═════ DATA LINES ═════
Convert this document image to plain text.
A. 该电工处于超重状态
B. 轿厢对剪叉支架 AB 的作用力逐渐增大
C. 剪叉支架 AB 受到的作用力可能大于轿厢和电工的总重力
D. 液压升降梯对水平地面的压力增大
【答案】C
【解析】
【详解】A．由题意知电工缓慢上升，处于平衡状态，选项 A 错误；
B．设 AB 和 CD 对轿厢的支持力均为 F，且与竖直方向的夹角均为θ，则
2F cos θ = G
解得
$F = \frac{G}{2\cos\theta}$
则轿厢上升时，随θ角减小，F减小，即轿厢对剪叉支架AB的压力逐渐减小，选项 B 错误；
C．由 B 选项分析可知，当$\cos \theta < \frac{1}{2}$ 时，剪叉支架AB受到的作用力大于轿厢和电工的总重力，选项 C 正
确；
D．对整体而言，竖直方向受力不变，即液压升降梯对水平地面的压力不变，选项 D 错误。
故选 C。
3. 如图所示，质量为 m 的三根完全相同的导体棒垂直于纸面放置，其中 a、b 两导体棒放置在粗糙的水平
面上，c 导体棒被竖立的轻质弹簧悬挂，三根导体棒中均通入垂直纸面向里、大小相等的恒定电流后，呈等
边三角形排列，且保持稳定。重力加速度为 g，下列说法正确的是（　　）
═════
▶ TASK PROMPT: Pull out each line of the listing that holds the string "frac".

▶ EXERCISE ANSWER:
$F = \frac{G}{2\cos\theta}$
C．由 B 选项分析可知，当$\cos \theta < \frac{1}{2}$ 时，剪叉支架AB受到的作用力大于轿厢和电工的总重力，选项 C 正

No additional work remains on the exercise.